WORK TO DO
Copy out these lines word for word, starting at the line containing "chevron-down-icon: [415, 303, 422, 310]" and ending after the line containing "transcription-toggle[interactable]: On: [207, 487, 240, 496]". What do you get?

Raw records
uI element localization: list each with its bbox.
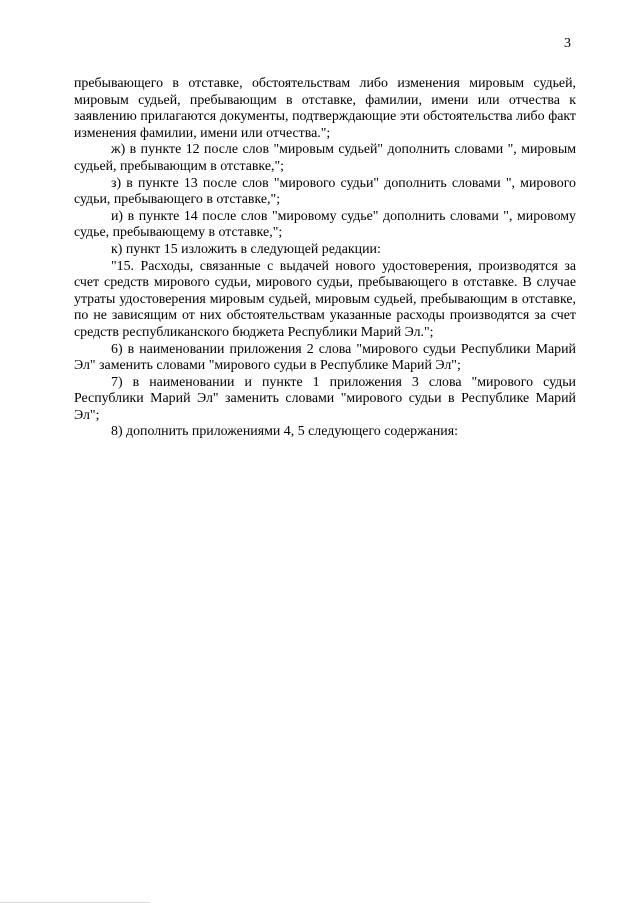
paragraph-point-15-text: "15. Расходы, связанные с выдачей нового удостоверения, производятся за счет средств мирового судьи, мирового судьи, пребывающего в отставке. В случае утраты удостоверения мировым судьей, мировым судьей, пребывающим в отставке, по не зависящим от них обстоятельствам указанные расходы производятся за счет средств республиканского бюджета Республики Марий Эл."; xyxy=(74,258,576,340)
paragraph-continuation: пребывающего в отставке, обстоятельствам либо изменения мировым судьей, мировым судьей, пребывающим в отставке, фамилии, имени или отчества к заявлению прилагаются документы, подтверждающие эти обстоятельства либо факт изменения фамилии, имени или отчества."; xyxy=(74,76,576,141)
paragraph-item-i: и) в пункте 14 после слов "мировому судье" дополнить словами ", мировому судье, пребывающему в отставке,"; xyxy=(74,208,576,241)
paragraph-item-6: 6) в наименовании приложения 2 слова "мирового судьи Республики Марий Эл" заменить словами "мирового судьи в Республике Марий Эл"; xyxy=(74,341,576,374)
paragraph-item-8: 8) дополнить приложениями 4, 5 следующего содержания: xyxy=(111,424,458,440)
paragraph-item-zh: ж) в пункте 12 после слов "мировым судьей" дополнить словами ", мировым судьей, пребывающим в отставке,"; xyxy=(74,142,576,174)
page-number: 3 xyxy=(564,36,571,51)
paragraph-item-k: к) пункт 15 изложить в следующей редакции: xyxy=(111,241,381,257)
document-body xyxy=(74,76,576,441)
paragraph-item-z: з) в пункте 13 после слов "мирового судьи" дополнить словами ", мирового судьи, пребывающего в отставке,"; xyxy=(74,175,576,208)
paragraph-item-7: 7) в наименовании и пункте 1 приложения 3 слова "мирового судьи Республики Марий Эл" заменить словами "мирового судьи в Республике Марий Эл"; xyxy=(74,374,576,423)
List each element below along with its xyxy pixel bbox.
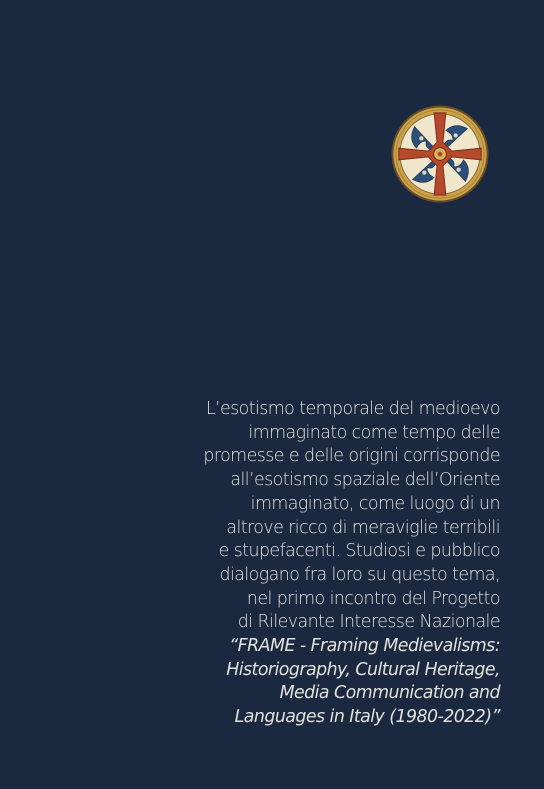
blurb-line: immaginato come tempo delle	[248, 422, 500, 443]
blurb-line: di Rilevante Interesse Nazionale	[237, 612, 500, 633]
blurb-line: e stupefacenti. Studiosi e pubblico	[218, 541, 500, 562]
blurb-line: immaginato, come luogo di un	[250, 493, 500, 514]
roundel-cross-medallion-icon	[391, 105, 489, 203]
blurb-line: all’esotismo spaziale dell’Oriente	[230, 470, 500, 491]
blurb-line: dialogano fra loro su questo tema,	[219, 564, 500, 585]
project-title-line: Historiography, Cultural Heritage,	[226, 659, 500, 680]
project-title-line: “FRAME - Framing Medievalisms:	[229, 636, 500, 657]
project-title-line: Languages in Italy (1980-2022)”	[234, 707, 500, 728]
blurb-line: promesse e delle origini corrisponde	[203, 446, 500, 467]
blurb-line: altrove ricco di meraviglie terribili	[226, 517, 500, 538]
blurb-line: nel primo incontro del Progetto	[246, 588, 500, 609]
blurb-line: L’esotismo temporale del medioevo	[205, 399, 500, 419]
project-title-line: Media Communication and	[279, 683, 500, 704]
promotional-blurb	[80, 398, 500, 730]
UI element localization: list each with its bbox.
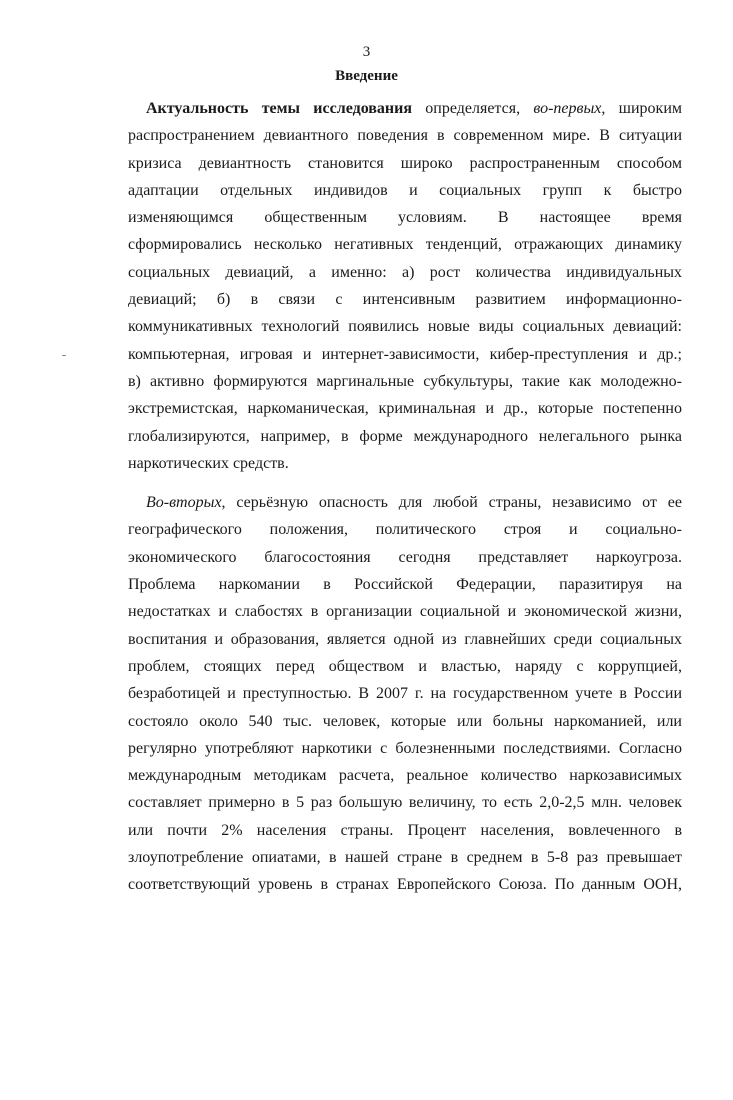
paragraph2-line: экономического благосостояния сегодня представляет наркоугроза. xyxy=(128,548,682,566)
page-number: 3 xyxy=(362,44,371,60)
paragraph2-line: географического положения, политического строя и социально- xyxy=(128,521,682,539)
paragraph2-line: соответствующий уровень в странах Европейского Союза. По данным ООН, xyxy=(128,876,682,894)
paragraph-gap xyxy=(128,477,682,489)
paragraph2-line: недостатках и слабостях в организации социальной и экономической жизни, xyxy=(128,603,682,621)
paragraph1-line: девиаций; б) в связи с интенсивным развитием информационно- xyxy=(128,291,682,309)
paragraph2-line: проблем, стоящих перед обществом и властью, наряду с коррупцией, xyxy=(128,657,682,675)
paragraph1-line: распространением девиантного поведения в современном мире. В ситуации xyxy=(128,127,682,145)
paragraph1-line: наркотических средств. xyxy=(128,454,289,472)
paragraph2-line: состояло около 540 тыс. человек, которые или больны наркоманией, или xyxy=(128,712,682,730)
topic-relevance-bold: Актуальность темы исследования xyxy=(146,100,413,117)
margin-mark xyxy=(62,355,66,356)
paragraph2-line: Проблема наркомании в Российской Федерации, паразитируя на xyxy=(128,576,682,594)
paragraph1-lead-text: определяется, xyxy=(412,100,534,117)
paragraph1-line: коммуникативных технологий появились новые виды социальных девиаций: xyxy=(128,318,682,336)
paragraph2-line: безработицей и преступностью. В 2007 г. на государственном учете в России xyxy=(128,685,682,703)
paragraph1-line: социальных девиаций, а именно: а) рост количества индивидуальных xyxy=(128,263,682,281)
section-heading: Введение xyxy=(335,68,398,84)
body-text xyxy=(128,95,682,899)
paragraph2-line: регулярно употребляют наркотики с болезненными последствиями. Согласно xyxy=(128,739,682,757)
second-point-italic: Во-вторых xyxy=(146,494,222,512)
paragraph1-line: кризиса девиантность становится широко распространенным способом xyxy=(128,154,682,172)
paragraph1-line: сформировались несколько негативных тенденций, отражающих динамику xyxy=(128,236,682,254)
paragraph2-line: или почти 2% населения страны. Процент населения, вовлеченного в xyxy=(128,821,682,839)
paragraph2-line: составляет примерно в 5 раз большую величину, то есть 2,0-2,5 млн. человек xyxy=(128,794,682,812)
paragraph2-first-line xyxy=(128,489,682,516)
paragraph2-lead-text: , серьёзную опасность для любой страны, независимо от ее xyxy=(221,494,682,512)
paragraph2-line: злоупотребление опиатами, в нашей стране в среднем в 5-8 раз превышает xyxy=(128,849,682,867)
paragraph2-line: международным методикам расчета, реальное количество наркозависимых xyxy=(128,767,682,785)
paragraph1-line: в) активно формируются маргинальные субкультуры, такие как молодежно- xyxy=(128,372,682,390)
paragraph2-line: воспитания и образования, является одной из главнейших среди социальных xyxy=(128,630,682,648)
paragraph1-line: адаптации отдельных индивидов и социальных групп к быстро xyxy=(128,181,682,199)
paragraph1-first-line xyxy=(128,95,682,122)
paragraph1-line: компьютерная, игровая и интернет-зависимости, кибер-преступления и др.; xyxy=(128,345,682,363)
paragraph1-line: изменяющимся общественным условиям. В настоящее время xyxy=(128,209,682,227)
paragraph1-lead-tail: , широким xyxy=(601,100,683,117)
paragraph1-line: экстремистская, наркоманическая, криминальная и др., которые постепенно xyxy=(128,400,682,418)
paragraph1-line: глобализируются, например, в форме международного нелегального рынка xyxy=(128,427,682,445)
first-point-italic: во-первых xyxy=(533,100,602,117)
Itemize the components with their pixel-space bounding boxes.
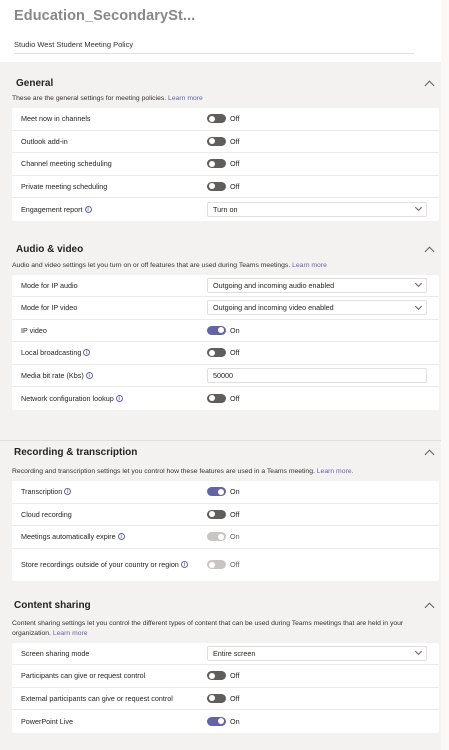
chevron-down-icon: [415, 303, 422, 310]
private-scheduling-toggle[interactable]: Off: [207, 182, 239, 191]
toggle-switch[interactable]: [207, 510, 226, 519]
setting-row: [12, 526, 439, 549]
toggle-switch[interactable]: [207, 694, 226, 703]
setting-row: [12, 108, 439, 131]
setting-label: External participants can give or request control: [21, 693, 173, 703]
chevron-down-icon: [415, 280, 422, 287]
info-icon[interactable]: i: [116, 395, 123, 402]
scrollbar[interactable]: [441, 0, 449, 750]
setting-row: [12, 688, 439, 711]
transcription-toggle[interactable]: On: [207, 487, 240, 496]
section-description: Audio and video settings let you turn on or off features that are used during Teams meetings. Learn more: [12, 261, 327, 269]
engagement-report-dropdown[interactable]: Turn on: [207, 202, 427, 217]
toggle-switch: [207, 532, 226, 541]
chevron-up-icon[interactable]: [425, 449, 435, 459]
chevron-up-icon[interactable]: [425, 247, 435, 257]
setting-row: [12, 320, 439, 343]
setting-label: Cloud recording: [21, 509, 72, 519]
setting-label: Mode for IP audio: [21, 280, 78, 290]
setting-row: [12, 387, 439, 410]
recording-section: [0, 441, 441, 581]
setting-label: Network configuration lookup i: [21, 394, 207, 403]
setting-row: [12, 549, 439, 581]
section-description: Recording and transcription settings let you control how these features are used in a Teams meeting. Learn more.: [12, 468, 354, 475]
audio-video-settings-card: [12, 275, 439, 410]
content-sharing-section: [0, 595, 441, 733]
external-control-toggle[interactable]: Off: [207, 694, 239, 703]
info-icon[interactable]: i: [85, 206, 92, 213]
setting-label: Transcription i: [21, 487, 207, 496]
ip-video-dropdown[interactable]: Outgoing and incoming video enabled: [207, 300, 427, 315]
setting-row: [12, 131, 439, 154]
setting-row: [12, 342, 439, 365]
toggle-switch[interactable]: [207, 326, 226, 335]
section-title: Recording & transcription: [14, 446, 138, 458]
ip-video-toggle[interactable]: On: [207, 326, 240, 335]
policy-name: Education_SecondarySt...: [14, 8, 196, 24]
setting-row: [12, 665, 439, 688]
general-section: [0, 72, 441, 221]
content-sharing-settings-card: [12, 643, 439, 733]
setting-row: [12, 297, 439, 320]
info-icon[interactable]: i: [86, 372, 93, 379]
setting-row: [12, 275, 439, 298]
outlook-addin-toggle[interactable]: Off: [207, 137, 239, 146]
setting-label: Private meeting scheduling: [21, 181, 108, 191]
setting-label: Channel meeting scheduling: [21, 159, 112, 169]
setting-label: Store recordings outside of your country or region i: [21, 560, 201, 569]
recording-settings-card: [12, 481, 439, 581]
setting-label: IP video: [21, 325, 47, 335]
toggle-switch[interactable]: [207, 182, 226, 191]
general-settings-card: [12, 108, 439, 221]
network-lookup-toggle[interactable]: Off: [207, 394, 239, 403]
info-icon[interactable]: i: [118, 533, 125, 540]
bottom-pane: [0, 440, 441, 750]
policy-header: [0, 0, 441, 62]
meet-now-toggle[interactable]: Off: [207, 114, 239, 123]
setting-label: Outlook add-in: [21, 136, 68, 146]
section-title: General: [16, 77, 54, 89]
participants-control-toggle[interactable]: Off: [207, 671, 239, 680]
setting-label: Media bit rate (Kbs) i: [21, 371, 207, 380]
chevron-up-icon[interactable]: [425, 603, 435, 613]
audio-video-section-header[interactable]: [0, 239, 441, 261]
toggle-switch[interactable]: [207, 671, 226, 680]
setting-label: Meetings automatically expire i: [21, 532, 207, 541]
store-outside-toggle: Off: [207, 560, 239, 569]
channel-scheduling-toggle[interactable]: Off: [207, 159, 239, 168]
toggle-switch[interactable]: [207, 487, 226, 496]
setting-label: Screen sharing mode: [21, 648, 90, 658]
media-bitrate-input[interactable]: [207, 368, 427, 383]
powerpoint-live-toggle[interactable]: On: [207, 717, 240, 726]
setting-row: [12, 153, 439, 176]
toggle-switch[interactable]: [207, 114, 226, 123]
section-description: Content sharing settings let you control the different types of content that can be used during Teams meetings that are held in your organization. Learn more: [12, 619, 404, 637]
info-icon[interactable]: i: [181, 561, 188, 568]
setting-row: [12, 710, 439, 733]
screen-sharing-dropdown[interactable]: Entire screen: [207, 646, 427, 661]
learn-more-link[interactable]: Learn more: [292, 261, 327, 269]
content-sharing-section-header[interactable]: [0, 595, 441, 617]
toggle-switch[interactable]: [207, 717, 226, 726]
info-icon[interactable]: i: [83, 349, 90, 356]
setting-row: [12, 504, 439, 527]
section-title: Audio & video: [16, 244, 84, 255]
chevron-down-icon: [415, 648, 422, 655]
setting-row: [12, 176, 439, 199]
general-section-header[interactable]: [0, 72, 441, 94]
audio-video-section: [0, 239, 441, 410]
setting-label: Meet now in channels: [21, 114, 91, 124]
toggle-switch: [207, 560, 226, 569]
setting-label: Local broadcasting i: [21, 348, 207, 357]
learn-more-link[interactable]: Learn more: [52, 629, 88, 637]
learn-more-link[interactable]: Learn more.: [316, 468, 354, 475]
policy-description[interactable]: Studio West Student Meeting Policy: [14, 40, 414, 54]
section-title: Content sharing: [14, 600, 91, 611]
info-icon[interactable]: i: [64, 488, 71, 495]
chevron-up-icon[interactable]: [425, 80, 435, 90]
section-description: These are the general settings for meeting policies. Learn more: [12, 95, 203, 102]
setting-label: Engagement report i: [21, 205, 207, 214]
recording-section-header[interactable]: [0, 441, 441, 463]
setting-row: [12, 481, 439, 504]
toggle-switch[interactable]: [207, 159, 226, 168]
cloud-recording-toggle[interactable]: Off: [207, 510, 239, 519]
setting-label: Mode for IP video: [21, 303, 78, 313]
auto-expire-toggle: On: [207, 532, 240, 541]
learn-more-link[interactable]: Learn more: [168, 95, 203, 102]
setting-label: Participants can give or request control: [21, 671, 146, 681]
ip-audio-dropdown[interactable]: Outgoing and incoming audio enabled: [207, 278, 427, 293]
local-broadcasting-toggle[interactable]: Off: [207, 348, 239, 357]
setting-label: PowerPoint Live: [21, 716, 73, 726]
toggle-switch[interactable]: [207, 137, 226, 146]
toggle-switch[interactable]: [207, 348, 226, 357]
chevron-down-icon: [415, 204, 422, 211]
toggle-switch[interactable]: [207, 394, 226, 403]
setting-row: [12, 643, 439, 666]
setting-row: [12, 198, 439, 221]
setting-row: [12, 365, 439, 388]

THE SOLUTION
chevron-down-icon: [415, 303, 422, 310]
private-scheduling-toggle[interactable]: Off: [207, 182, 239, 191]
toggle-switch[interactable]: [207, 510, 226, 519]
setting-row: [12, 526, 439, 549]
toggle-switch[interactable]: [207, 694, 226, 703]
setting-row: [12, 108, 439, 131]
setting-label: External participants can give or request control: [21, 693, 173, 703]
chevron-down-icon: [415, 280, 422, 287]
info-icon[interactable]: i: [116, 395, 123, 402]
scrollbar[interactable]: [441, 0, 449, 750]
setting-row: [12, 688, 439, 711]
transcription-toggle[interactable]: On: [207, 487, 240, 496]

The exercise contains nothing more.